TASK DETAILS: Every line that contains the word "Introducción" should be copied out.

PROVIDED ENTRIES:
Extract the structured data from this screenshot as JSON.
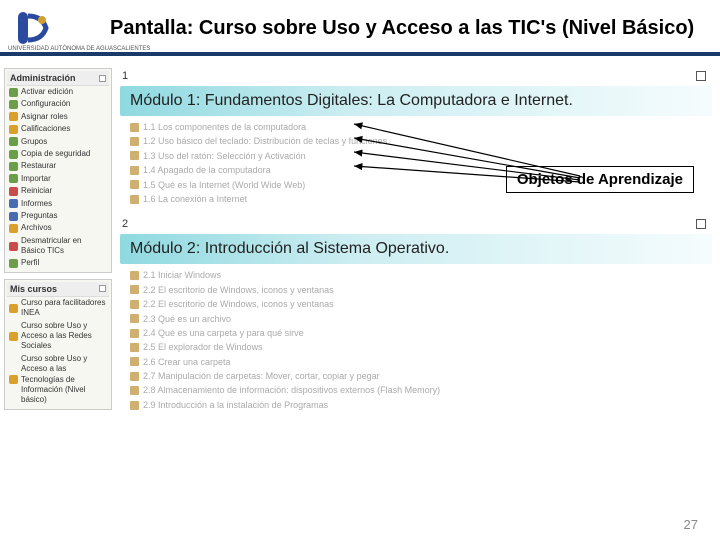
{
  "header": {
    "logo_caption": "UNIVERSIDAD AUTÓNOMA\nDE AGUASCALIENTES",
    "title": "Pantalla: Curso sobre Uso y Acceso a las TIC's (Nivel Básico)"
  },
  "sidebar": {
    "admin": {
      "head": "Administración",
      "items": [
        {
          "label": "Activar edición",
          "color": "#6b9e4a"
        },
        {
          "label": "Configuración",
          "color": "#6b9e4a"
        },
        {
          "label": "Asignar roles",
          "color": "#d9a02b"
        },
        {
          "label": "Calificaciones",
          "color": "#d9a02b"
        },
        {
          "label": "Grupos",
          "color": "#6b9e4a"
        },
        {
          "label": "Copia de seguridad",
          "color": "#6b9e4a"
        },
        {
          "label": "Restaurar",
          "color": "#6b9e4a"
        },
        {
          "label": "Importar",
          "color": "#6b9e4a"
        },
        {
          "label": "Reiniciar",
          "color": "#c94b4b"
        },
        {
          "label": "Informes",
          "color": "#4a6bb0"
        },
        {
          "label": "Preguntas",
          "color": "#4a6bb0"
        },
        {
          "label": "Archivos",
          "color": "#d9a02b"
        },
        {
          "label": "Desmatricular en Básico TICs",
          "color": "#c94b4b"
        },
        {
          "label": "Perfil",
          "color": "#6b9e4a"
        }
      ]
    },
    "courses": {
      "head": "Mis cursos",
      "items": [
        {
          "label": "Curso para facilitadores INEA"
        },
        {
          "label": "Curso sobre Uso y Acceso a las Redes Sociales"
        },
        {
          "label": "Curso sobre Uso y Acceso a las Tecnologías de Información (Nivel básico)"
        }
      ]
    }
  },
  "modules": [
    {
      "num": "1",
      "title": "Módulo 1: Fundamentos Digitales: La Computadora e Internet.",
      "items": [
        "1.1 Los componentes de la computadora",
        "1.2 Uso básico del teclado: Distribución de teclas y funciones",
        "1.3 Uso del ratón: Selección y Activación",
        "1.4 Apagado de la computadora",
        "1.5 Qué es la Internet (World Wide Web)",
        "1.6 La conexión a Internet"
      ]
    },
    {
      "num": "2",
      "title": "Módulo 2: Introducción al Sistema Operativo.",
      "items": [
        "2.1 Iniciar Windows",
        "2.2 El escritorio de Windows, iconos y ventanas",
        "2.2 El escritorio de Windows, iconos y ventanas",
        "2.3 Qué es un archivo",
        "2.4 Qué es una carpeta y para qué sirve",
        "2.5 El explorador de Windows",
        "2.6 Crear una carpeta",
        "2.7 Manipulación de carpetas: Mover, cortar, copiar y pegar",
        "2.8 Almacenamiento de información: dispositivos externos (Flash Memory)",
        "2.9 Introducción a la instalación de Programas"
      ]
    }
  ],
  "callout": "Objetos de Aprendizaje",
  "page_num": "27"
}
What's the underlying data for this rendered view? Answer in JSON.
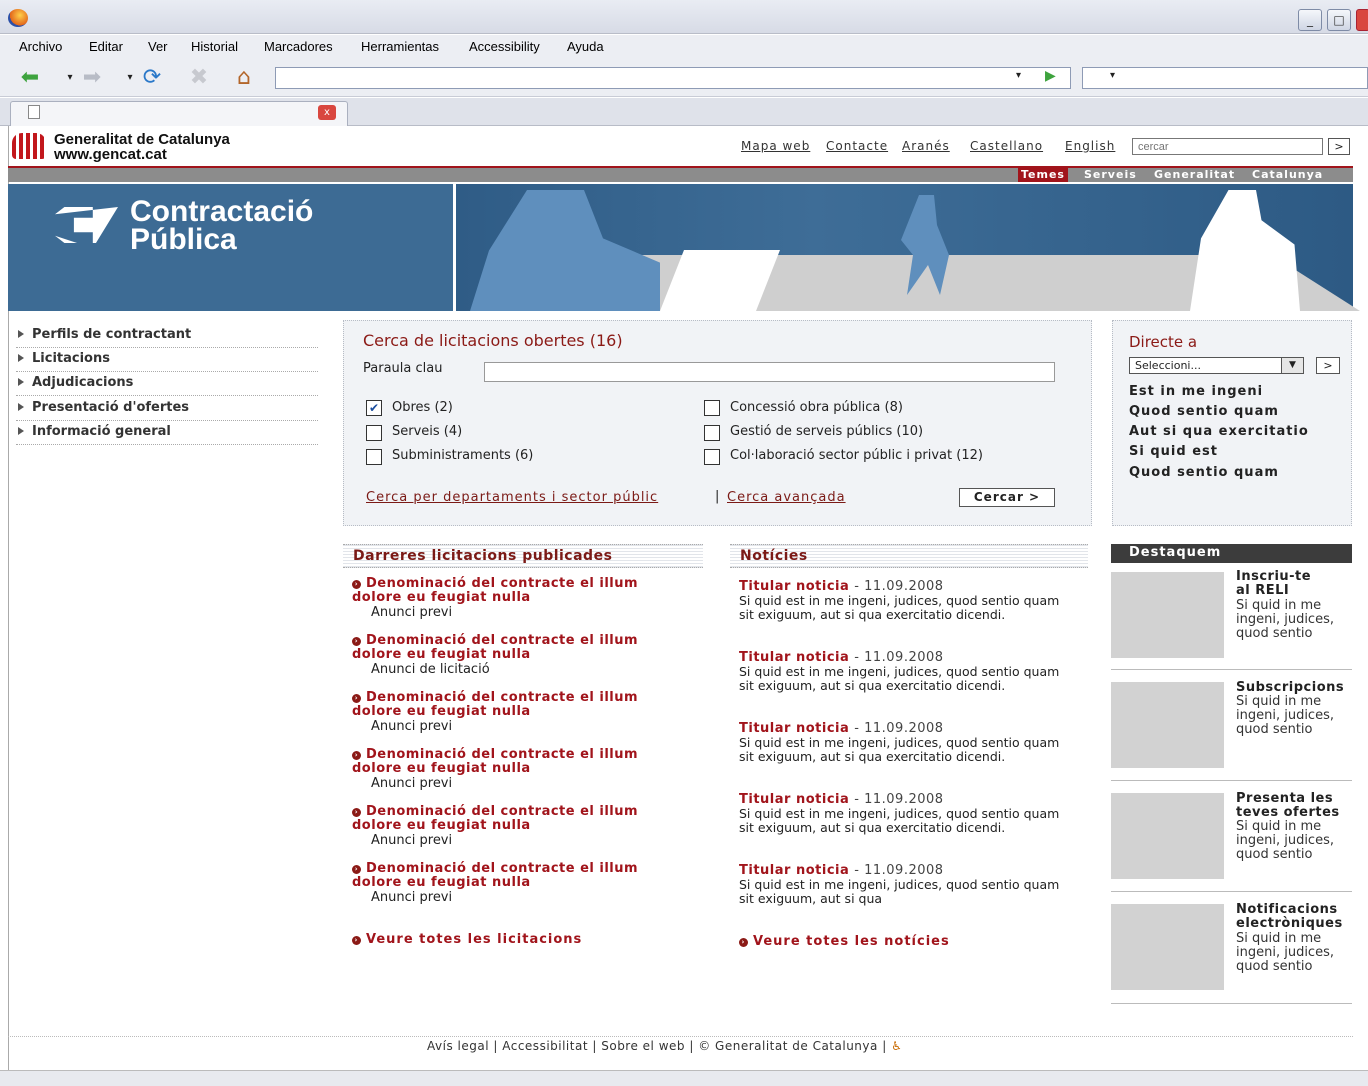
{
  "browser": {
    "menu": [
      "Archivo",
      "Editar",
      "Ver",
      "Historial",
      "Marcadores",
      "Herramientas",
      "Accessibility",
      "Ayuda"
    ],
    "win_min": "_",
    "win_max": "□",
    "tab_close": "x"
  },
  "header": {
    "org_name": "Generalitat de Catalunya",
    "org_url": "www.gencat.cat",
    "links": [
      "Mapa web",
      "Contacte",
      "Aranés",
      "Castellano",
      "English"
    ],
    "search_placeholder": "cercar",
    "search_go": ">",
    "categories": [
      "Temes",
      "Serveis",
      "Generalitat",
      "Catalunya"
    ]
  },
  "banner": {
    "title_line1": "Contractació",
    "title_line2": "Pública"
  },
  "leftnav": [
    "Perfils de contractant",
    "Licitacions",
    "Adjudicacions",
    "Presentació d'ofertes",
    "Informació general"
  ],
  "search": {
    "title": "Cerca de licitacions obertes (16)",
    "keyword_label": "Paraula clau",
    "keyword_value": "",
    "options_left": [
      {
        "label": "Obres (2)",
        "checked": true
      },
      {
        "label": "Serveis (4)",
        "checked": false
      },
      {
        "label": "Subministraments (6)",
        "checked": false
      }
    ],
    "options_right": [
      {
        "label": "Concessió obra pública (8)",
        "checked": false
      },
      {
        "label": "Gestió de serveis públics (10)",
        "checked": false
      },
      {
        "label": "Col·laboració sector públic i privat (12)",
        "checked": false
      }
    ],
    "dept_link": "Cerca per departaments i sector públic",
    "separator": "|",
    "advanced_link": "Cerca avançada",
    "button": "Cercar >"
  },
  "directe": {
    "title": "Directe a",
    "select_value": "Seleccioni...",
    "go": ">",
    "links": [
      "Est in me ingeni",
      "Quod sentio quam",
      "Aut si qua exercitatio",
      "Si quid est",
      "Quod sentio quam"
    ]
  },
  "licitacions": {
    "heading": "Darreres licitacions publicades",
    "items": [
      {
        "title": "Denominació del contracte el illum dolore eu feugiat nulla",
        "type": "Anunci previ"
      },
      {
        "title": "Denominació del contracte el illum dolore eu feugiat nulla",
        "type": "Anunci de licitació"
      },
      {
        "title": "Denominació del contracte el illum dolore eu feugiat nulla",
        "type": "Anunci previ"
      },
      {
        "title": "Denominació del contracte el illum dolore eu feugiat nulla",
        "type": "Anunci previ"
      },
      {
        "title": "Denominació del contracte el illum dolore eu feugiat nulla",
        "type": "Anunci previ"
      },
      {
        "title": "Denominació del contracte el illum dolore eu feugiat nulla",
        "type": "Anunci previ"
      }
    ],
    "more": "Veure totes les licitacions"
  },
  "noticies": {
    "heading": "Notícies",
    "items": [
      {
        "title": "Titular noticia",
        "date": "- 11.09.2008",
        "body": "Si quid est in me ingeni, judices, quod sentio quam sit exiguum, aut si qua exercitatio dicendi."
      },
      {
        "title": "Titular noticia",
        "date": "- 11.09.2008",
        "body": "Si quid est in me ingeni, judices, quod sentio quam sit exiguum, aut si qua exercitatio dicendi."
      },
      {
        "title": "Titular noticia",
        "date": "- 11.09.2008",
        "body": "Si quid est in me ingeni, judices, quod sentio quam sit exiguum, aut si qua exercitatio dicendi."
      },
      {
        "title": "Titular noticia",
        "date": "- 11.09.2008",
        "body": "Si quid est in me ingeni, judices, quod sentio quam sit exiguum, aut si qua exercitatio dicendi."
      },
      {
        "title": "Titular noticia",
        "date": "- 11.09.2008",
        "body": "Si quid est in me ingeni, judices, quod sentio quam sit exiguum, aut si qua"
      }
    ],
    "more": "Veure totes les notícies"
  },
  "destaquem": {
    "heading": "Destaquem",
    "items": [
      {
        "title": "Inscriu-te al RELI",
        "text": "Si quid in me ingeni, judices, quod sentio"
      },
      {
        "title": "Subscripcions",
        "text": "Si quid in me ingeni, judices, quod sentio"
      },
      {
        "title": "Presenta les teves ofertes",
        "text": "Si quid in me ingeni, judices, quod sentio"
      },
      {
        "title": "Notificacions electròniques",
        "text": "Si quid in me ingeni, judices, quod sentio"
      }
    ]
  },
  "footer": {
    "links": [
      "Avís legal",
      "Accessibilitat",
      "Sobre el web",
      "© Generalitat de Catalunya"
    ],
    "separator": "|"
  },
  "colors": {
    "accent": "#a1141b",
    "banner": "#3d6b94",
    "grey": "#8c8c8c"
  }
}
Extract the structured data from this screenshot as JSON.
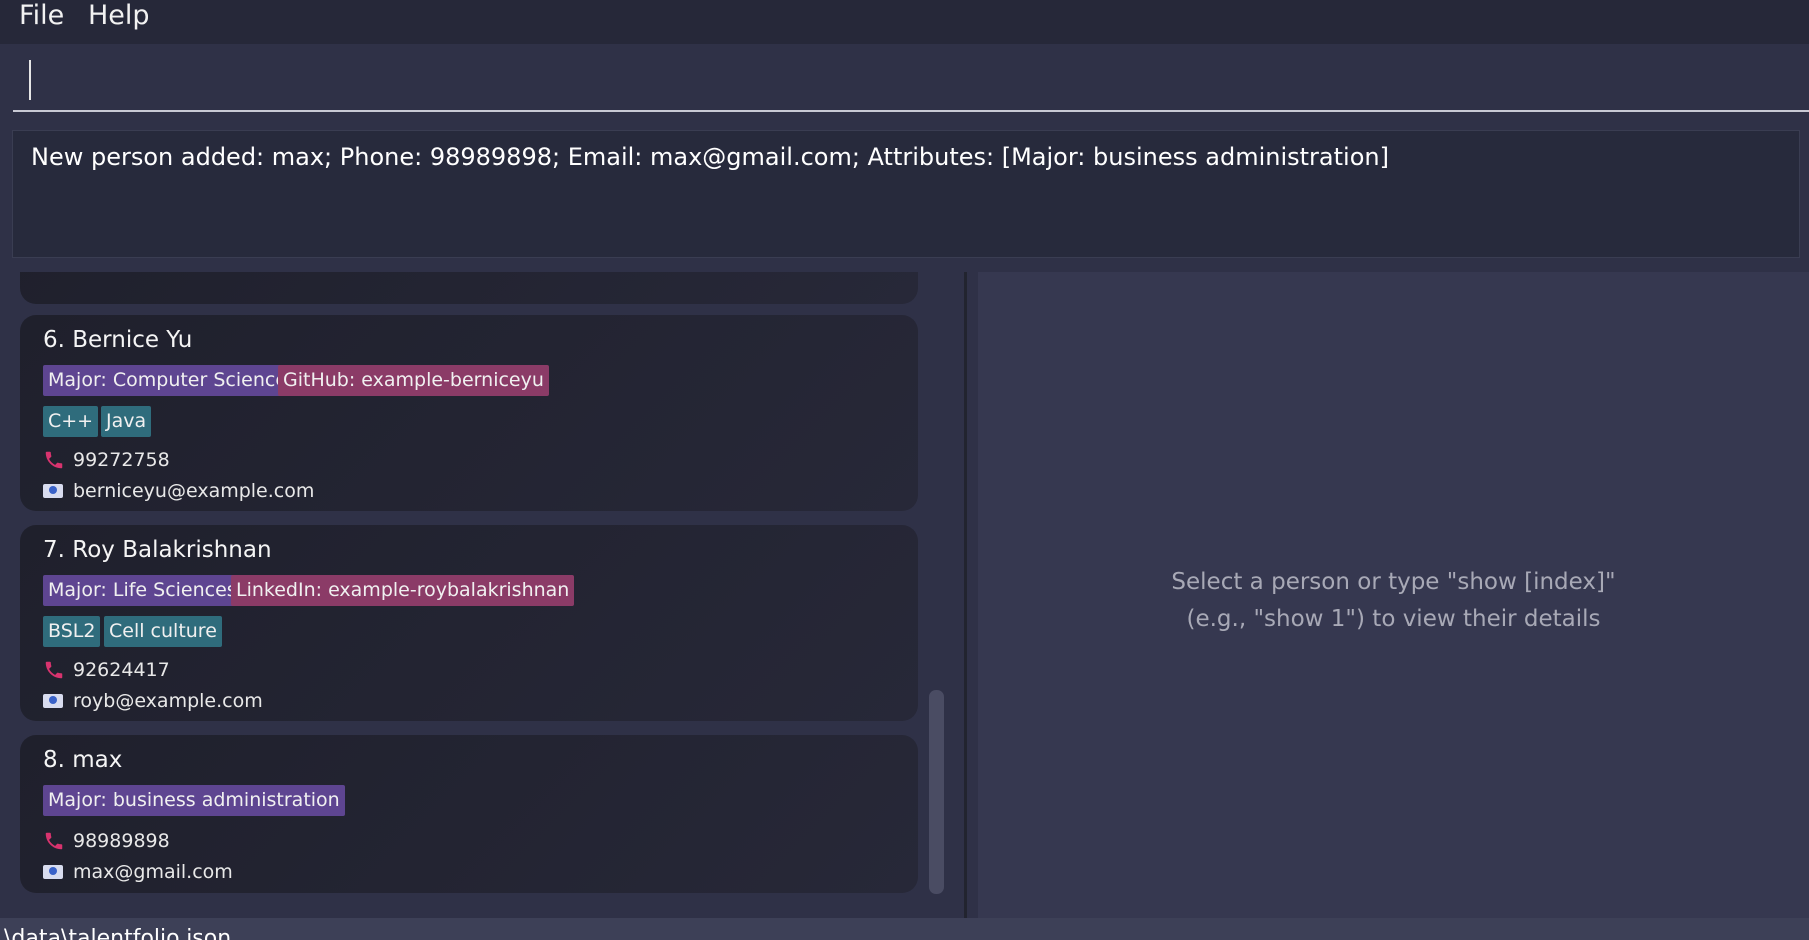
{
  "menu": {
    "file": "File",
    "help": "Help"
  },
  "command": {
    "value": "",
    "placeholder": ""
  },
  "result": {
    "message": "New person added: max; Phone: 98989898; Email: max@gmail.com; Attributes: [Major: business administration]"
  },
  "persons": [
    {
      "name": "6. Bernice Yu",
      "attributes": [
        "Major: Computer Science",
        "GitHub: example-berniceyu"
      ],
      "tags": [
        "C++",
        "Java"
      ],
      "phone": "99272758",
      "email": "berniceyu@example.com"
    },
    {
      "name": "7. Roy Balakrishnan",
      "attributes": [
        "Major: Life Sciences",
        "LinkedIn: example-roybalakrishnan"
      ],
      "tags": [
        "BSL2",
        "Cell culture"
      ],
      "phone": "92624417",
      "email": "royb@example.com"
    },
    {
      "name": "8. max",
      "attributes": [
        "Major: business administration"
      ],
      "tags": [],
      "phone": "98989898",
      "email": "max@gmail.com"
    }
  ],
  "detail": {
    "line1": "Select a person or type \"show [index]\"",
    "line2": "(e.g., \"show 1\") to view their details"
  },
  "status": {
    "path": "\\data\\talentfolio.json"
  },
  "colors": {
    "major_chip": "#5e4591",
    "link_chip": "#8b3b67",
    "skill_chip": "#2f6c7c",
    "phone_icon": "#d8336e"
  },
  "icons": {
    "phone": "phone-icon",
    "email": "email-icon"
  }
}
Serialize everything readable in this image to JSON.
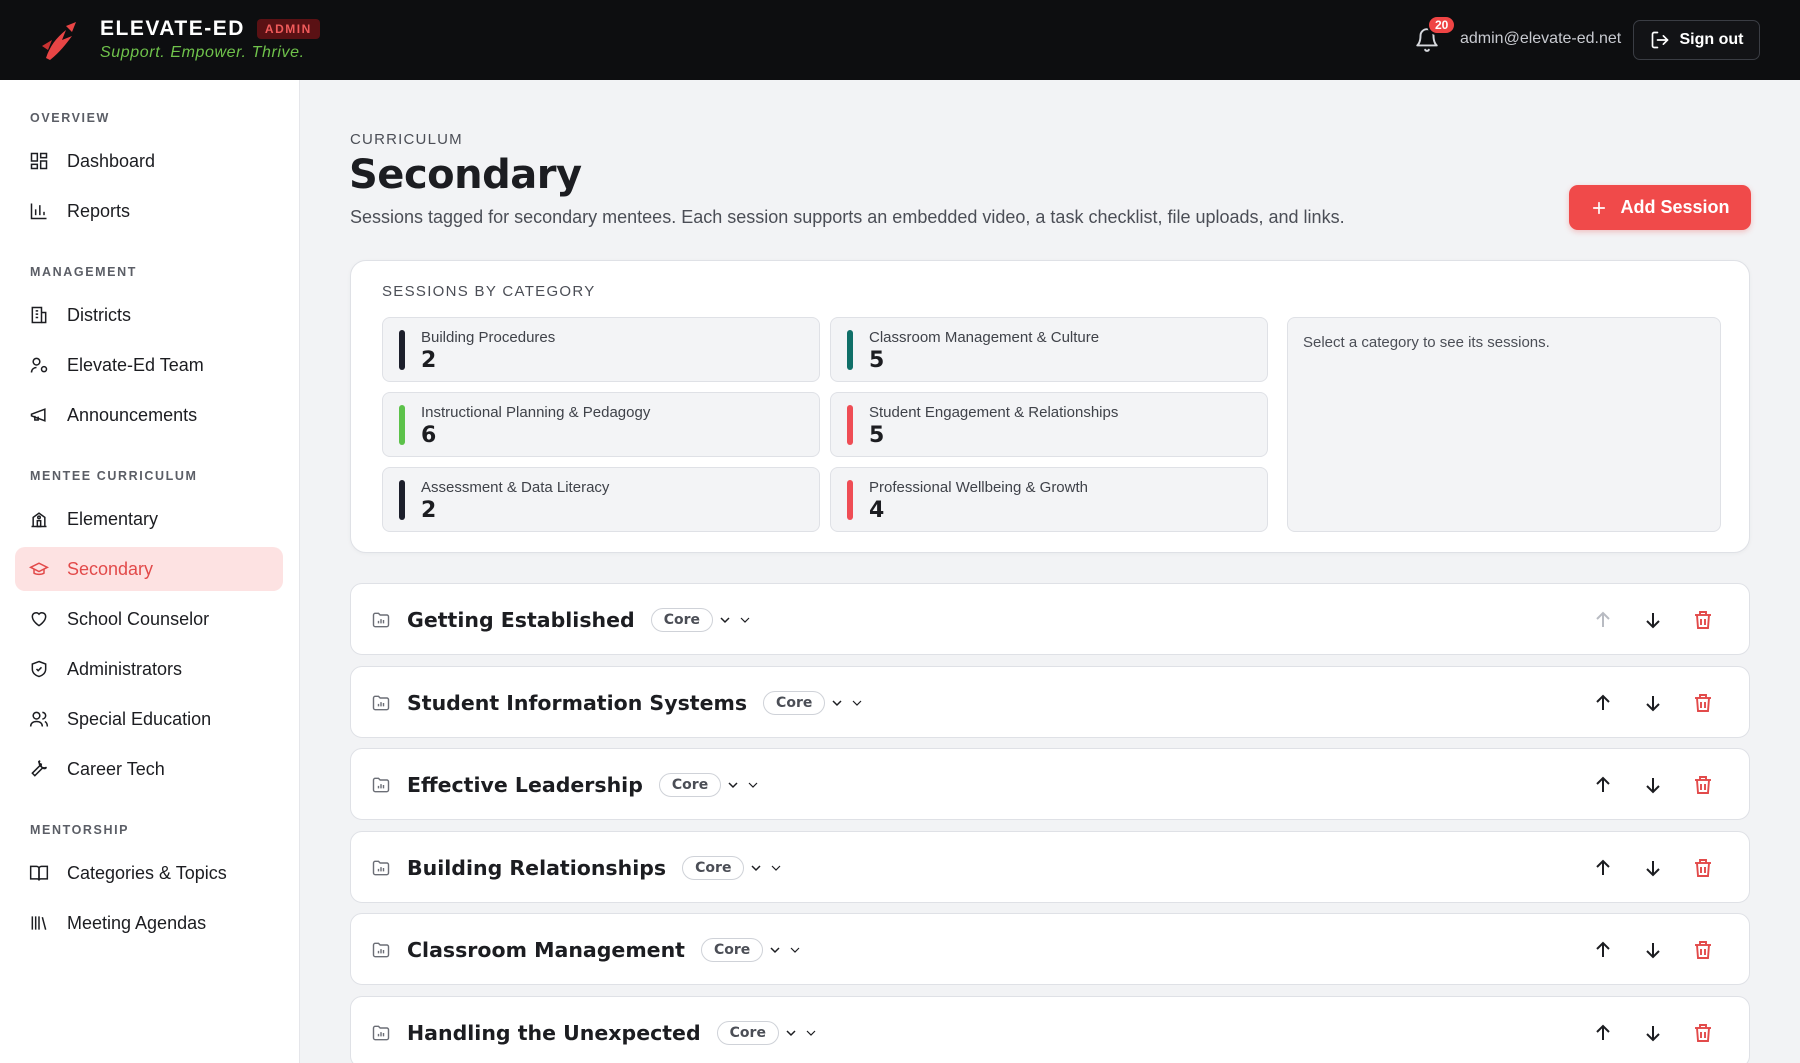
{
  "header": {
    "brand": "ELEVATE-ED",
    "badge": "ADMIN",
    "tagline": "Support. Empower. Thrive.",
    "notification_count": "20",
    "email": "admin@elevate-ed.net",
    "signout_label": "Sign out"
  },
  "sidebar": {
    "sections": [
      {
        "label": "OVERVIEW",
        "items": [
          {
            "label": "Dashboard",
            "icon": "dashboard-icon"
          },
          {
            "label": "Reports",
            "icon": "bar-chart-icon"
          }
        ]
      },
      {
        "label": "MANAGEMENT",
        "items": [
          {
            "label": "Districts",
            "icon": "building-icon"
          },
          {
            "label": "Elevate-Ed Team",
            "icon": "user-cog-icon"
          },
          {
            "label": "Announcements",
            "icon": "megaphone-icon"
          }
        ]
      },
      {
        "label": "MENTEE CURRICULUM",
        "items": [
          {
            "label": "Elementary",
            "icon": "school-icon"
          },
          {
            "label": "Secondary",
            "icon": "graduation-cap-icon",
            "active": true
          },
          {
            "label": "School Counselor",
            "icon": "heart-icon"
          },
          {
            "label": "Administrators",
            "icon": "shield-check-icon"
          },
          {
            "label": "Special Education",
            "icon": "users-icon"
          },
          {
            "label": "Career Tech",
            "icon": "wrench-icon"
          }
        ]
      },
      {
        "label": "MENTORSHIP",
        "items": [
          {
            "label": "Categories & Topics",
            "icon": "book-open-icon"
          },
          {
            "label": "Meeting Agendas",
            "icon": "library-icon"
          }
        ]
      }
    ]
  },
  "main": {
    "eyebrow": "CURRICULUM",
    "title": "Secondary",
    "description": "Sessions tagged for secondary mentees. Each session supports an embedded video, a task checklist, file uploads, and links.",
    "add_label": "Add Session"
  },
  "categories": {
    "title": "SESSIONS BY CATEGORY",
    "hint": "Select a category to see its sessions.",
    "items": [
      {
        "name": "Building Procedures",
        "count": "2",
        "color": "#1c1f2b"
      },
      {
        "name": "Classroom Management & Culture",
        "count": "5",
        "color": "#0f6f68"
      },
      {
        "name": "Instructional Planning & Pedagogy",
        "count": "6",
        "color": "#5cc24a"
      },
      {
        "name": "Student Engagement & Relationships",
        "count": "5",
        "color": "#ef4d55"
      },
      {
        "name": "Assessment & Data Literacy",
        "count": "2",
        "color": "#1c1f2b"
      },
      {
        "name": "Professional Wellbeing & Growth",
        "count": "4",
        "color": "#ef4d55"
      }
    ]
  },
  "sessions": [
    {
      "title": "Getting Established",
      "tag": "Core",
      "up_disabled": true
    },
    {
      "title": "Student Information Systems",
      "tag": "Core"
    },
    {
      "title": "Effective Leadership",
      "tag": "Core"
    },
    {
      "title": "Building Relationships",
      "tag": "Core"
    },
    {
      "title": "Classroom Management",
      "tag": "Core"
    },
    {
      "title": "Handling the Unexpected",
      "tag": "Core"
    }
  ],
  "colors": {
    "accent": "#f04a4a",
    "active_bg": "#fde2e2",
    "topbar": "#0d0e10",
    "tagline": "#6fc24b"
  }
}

FINAL RESULT:
      "title": "Módulo 2: Introducción al Sistema Operativo.",
        "2.9 Introducción a la instalación de Programas"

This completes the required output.